Réalisateur : Kenneth Branagh
Avec : Kenneth Branagh, Gal Gadot, Emma Mackey, Armie Hammer, Annette Bening, Tom Bateman, Rose Leslie, Sophie Okonedo, …
Distributeur : The Walt Disney Company France
Budget : -
Genre : Policier, Thriller
Nationalité : Américain
Durée : 2h07min

Synopsis :
Au cours d’une luxueuse croisière sur le Nil, ce qui devait être une lune de miel idyllique se conclut par la mort brutale de la jeune mariée. Ce crime sonne la fin des vacances pour le détective Hercule Poirot. A bord en tant que passager, il se voit confier l’enquête par le capitaine du bateau. Et dans cette sombre affaire d’amour obsessionnel aux conséquences meurtrières, ce ne sont pas les suspects qui manquent ! S’ensuivent une série de rebondissements et de retournements de situation qui, sur fond de paysages grandioses, vont peu à peu déstabiliser les certitudes de chacun jusqu’à l’incroyable dénouement !

----------------------------------------

## ÉNONCÉ 1
Répondez aux questions suivantes d'après la fiche du film.
(a) Quelle est la durée du film ?
(b) Quel est le distributeur du film ?
(c) Qui confie l'enquête à Hercule Poirot ?
## ÉNONCÉ 2
Recopiez, s'il vous plaît, le passage de la fiche du film qui va de « Réalisateur : Kenneth » jusqu'à « l’incroyable dénouement ! » inclus.

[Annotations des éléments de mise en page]

----------------------------------------

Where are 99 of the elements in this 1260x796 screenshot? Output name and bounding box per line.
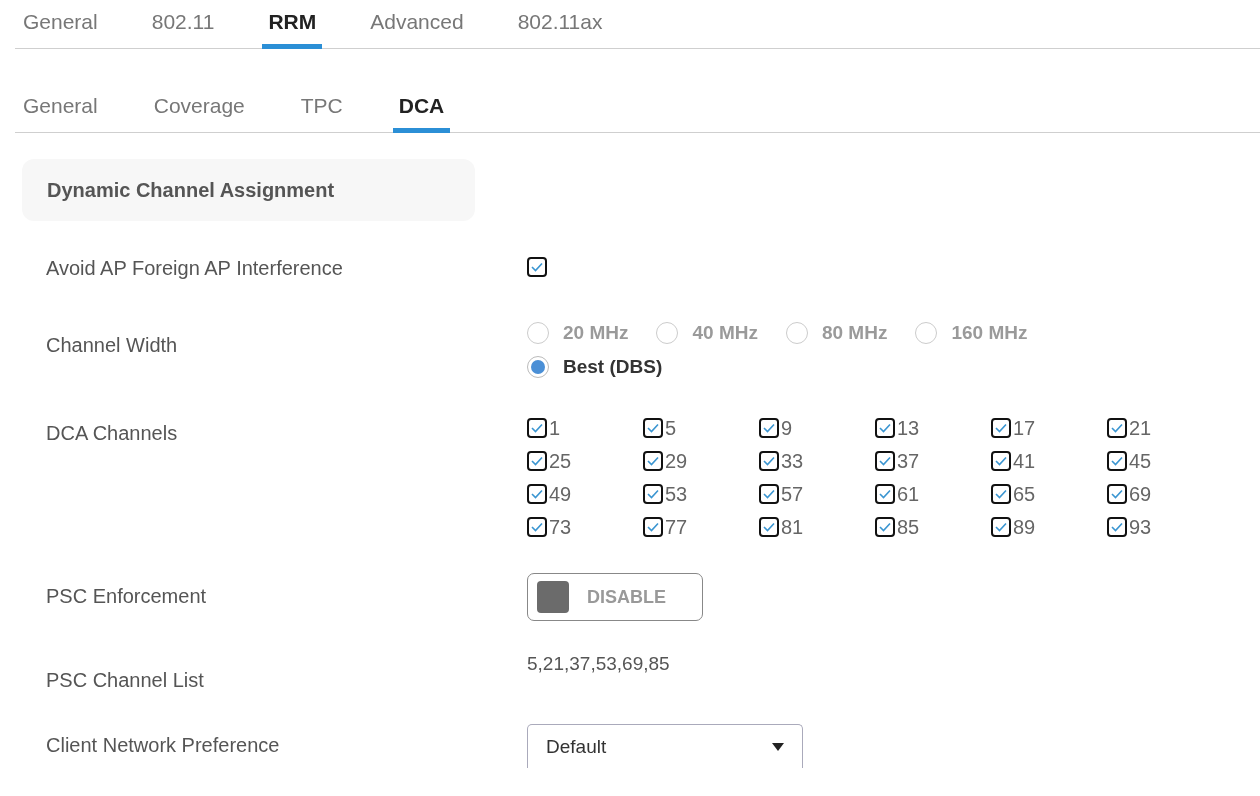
tab[interactable]: General	[17, 10, 104, 49]
checkbox[interactable]	[643, 484, 663, 504]
check-icon	[1111, 456, 1123, 466]
checkbox[interactable]	[527, 451, 547, 471]
tab[interactable]: DCA	[392, 94, 451, 133]
check-icon	[879, 423, 891, 433]
channel-label: 13	[897, 418, 920, 438]
tab[interactable]: RRM	[262, 10, 323, 49]
checkbox[interactable]	[991, 517, 1011, 537]
tab[interactable]: TPC	[294, 94, 349, 133]
checkbox[interactable]	[991, 418, 1011, 438]
channel-label: 89	[1013, 517, 1036, 537]
channel-label: 57	[781, 484, 804, 504]
checkbox[interactable]	[1107, 484, 1127, 504]
checkbox[interactable]	[527, 257, 547, 277]
check-icon	[879, 522, 891, 532]
checkbox[interactable]	[759, 418, 779, 438]
setting-label: Client Network Preference	[46, 733, 281, 758]
checkbox[interactable]	[1107, 517, 1127, 537]
checkbox[interactable]	[643, 418, 663, 438]
channel-label: 61	[897, 484, 920, 504]
check-icon	[763, 423, 775, 433]
radio-label: 80 MHz	[821, 322, 888, 344]
channel-label: 53	[665, 484, 688, 504]
check-icon	[763, 522, 775, 532]
caret-icon	[772, 742, 784, 751]
channel-label: 85	[897, 517, 920, 537]
toggle-switch[interactable]: DISABLE	[527, 573, 703, 621]
field-value: 5,21,37,53,69,85	[527, 653, 670, 675]
check-icon	[531, 489, 543, 499]
tab[interactable]: Coverage	[147, 94, 251, 133]
channel-label: 25	[549, 451, 572, 471]
tab[interactable]: General	[17, 94, 104, 133]
channel-label: 33	[781, 451, 804, 471]
check-icon	[763, 456, 775, 466]
channel-label: 37	[897, 451, 920, 471]
dropdown[interactable]: Default	[527, 724, 803, 768]
check-icon	[531, 423, 543, 433]
channel-label: 45	[1129, 451, 1152, 471]
check-icon	[879, 456, 891, 466]
checkbox[interactable]	[643, 517, 663, 537]
checkbox[interactable]	[875, 517, 895, 537]
checkbox[interactable]	[527, 418, 547, 438]
setting-label: PSC Channel List	[46, 668, 205, 692]
channel-label: 93	[1129, 517, 1152, 537]
channel-label: 69	[1129, 484, 1152, 504]
check-icon	[995, 522, 1007, 532]
checkbox[interactable]	[1107, 418, 1127, 438]
checkbox[interactable]	[759, 484, 779, 504]
checkbox[interactable]	[643, 451, 663, 471]
setting-label: PSC Enforcement	[46, 584, 208, 609]
check-icon	[531, 262, 543, 272]
channel-label: 65	[1013, 484, 1036, 504]
channel-label: 73	[549, 517, 572, 537]
setting-label: Avoid AP Foreign AP Interference	[46, 257, 344, 280]
channel-label: 1	[549, 418, 561, 438]
setting-label: DCA Channels	[46, 421, 179, 446]
check-icon	[647, 522, 659, 532]
check-icon	[647, 423, 659, 433]
checkbox[interactable]	[527, 484, 547, 504]
radio-label: Best (DBS)	[563, 356, 663, 378]
channel-label: 21	[1129, 418, 1152, 438]
channel-label: 29	[665, 451, 688, 471]
check-icon	[995, 423, 1007, 433]
check-icon	[1111, 489, 1123, 499]
check-icon	[531, 456, 543, 466]
channel-label: 9	[781, 418, 793, 438]
checkbox[interactable]	[991, 484, 1011, 504]
check-icon	[647, 456, 659, 466]
section-title: Dynamic Channel Assignment	[47, 178, 335, 202]
checkbox[interactable]	[991, 451, 1011, 471]
checkbox[interactable]	[759, 517, 779, 537]
checkbox[interactable]	[1107, 451, 1127, 471]
radio-label: 40 MHz	[692, 322, 758, 344]
channel-label: 41	[1013, 451, 1036, 471]
checkbox[interactable]	[875, 451, 895, 471]
tab[interactable]: 802.11	[145, 10, 221, 49]
check-icon	[995, 489, 1007, 499]
check-icon	[879, 489, 891, 499]
checkbox[interactable]	[875, 484, 895, 504]
channel-label: 17	[1013, 418, 1036, 438]
tab[interactable]: 802.11ax	[511, 10, 609, 49]
check-icon	[1111, 522, 1123, 532]
check-icon	[531, 522, 543, 532]
setting-label: Channel Width	[46, 333, 179, 358]
checkbox[interactable]	[759, 451, 779, 471]
check-icon	[647, 489, 659, 499]
radio-label: 160 MHz	[951, 322, 1028, 344]
channel-label: 77	[665, 517, 688, 537]
check-icon	[995, 456, 1007, 466]
channel-label: 49	[549, 484, 572, 504]
channel-label: 81	[781, 517, 804, 537]
check-icon	[763, 489, 775, 499]
channel-label: 5	[665, 418, 677, 438]
checkbox[interactable]	[875, 418, 895, 438]
radio-label: 20 MHz	[563, 322, 629, 344]
checkbox[interactable]	[527, 517, 547, 537]
check-icon	[1111, 423, 1123, 433]
tab[interactable]: Advanced	[364, 10, 470, 49]
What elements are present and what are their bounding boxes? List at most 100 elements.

----------------------------------------

## CORRIGÉ 1
(a) 2h07min
(b) The Walt Disney Company France
(c) Le capitaine du bateau

## CORRIGÉ 2
Réalisateur : Kenneth Branagh
Avec : Kenneth Branagh, Gal Gadot, Emma Mackey, Armie Hammer, Annette Bening, Tom Bateman, Rose Leslie, Sophie Okonedo, …
Distributeur : The Walt Disney Company France
Budget : -
Genre : Policier, Thriller
Nationalité : Américain
Durée : 2h07min

Synopsis :
Au cours d’une luxueuse croisière sur le Nil, ce qui devait être une lune de miel idyllique se conclut par la mort brutale de la jeune mariée. Ce crime sonne la fin des vacances pour le détective Hercule Poirot. A bord en tant que passager, il se voit confier l’enquête par le capitaine du bateau. Et dans cette sombre affaire d’amour obsessionnel aux conséquences meurtrières, ce ne sont pas les suspects qui manquent ! S’ensuivent une série de rebondissements et de retournements de situation qui, sur fond de paysages grandioses, vont peu à peu déstabiliser les certitudes de chacun jusqu’à l’incroyable dénouement !